Records supplied:
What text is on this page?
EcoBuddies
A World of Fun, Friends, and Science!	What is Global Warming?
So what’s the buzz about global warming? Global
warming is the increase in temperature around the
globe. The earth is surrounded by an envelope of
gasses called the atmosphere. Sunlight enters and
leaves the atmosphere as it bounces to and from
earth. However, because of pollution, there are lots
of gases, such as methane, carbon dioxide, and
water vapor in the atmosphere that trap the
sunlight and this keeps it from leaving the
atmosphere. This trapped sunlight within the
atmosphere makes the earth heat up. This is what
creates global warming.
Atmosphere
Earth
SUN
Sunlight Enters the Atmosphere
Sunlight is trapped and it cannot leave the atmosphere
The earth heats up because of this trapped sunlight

Your objective: Extract the whole listing, character for character.

Written answer:
What text is on this page?
EcoBuddies
A World of Fun, Friends, and Science!	What is Global Warming?
So what’s the buzz about global warming? Global
warming is the increase in temperature around the
globe. The earth is surrounded by an envelope of
gasses called the atmosphere. Sunlight enters and
leaves the atmosphere as it bounces to and from
earth. However, because of pollution, there are lots
of gases, such as methane, carbon dioxide, and
water vapor in the atmosphere that trap the
sunlight and this keeps it from leaving the
atmosphere. This trapped sunlight within the
atmosphere makes the earth heat up. This is what
creates global warming.
Atmosphere
Earth
SUN
Sunlight Enters the Atmosphere
Sunlight is trapped and it cannot leave the atmosphere
The earth heats up because of this trapped sunlight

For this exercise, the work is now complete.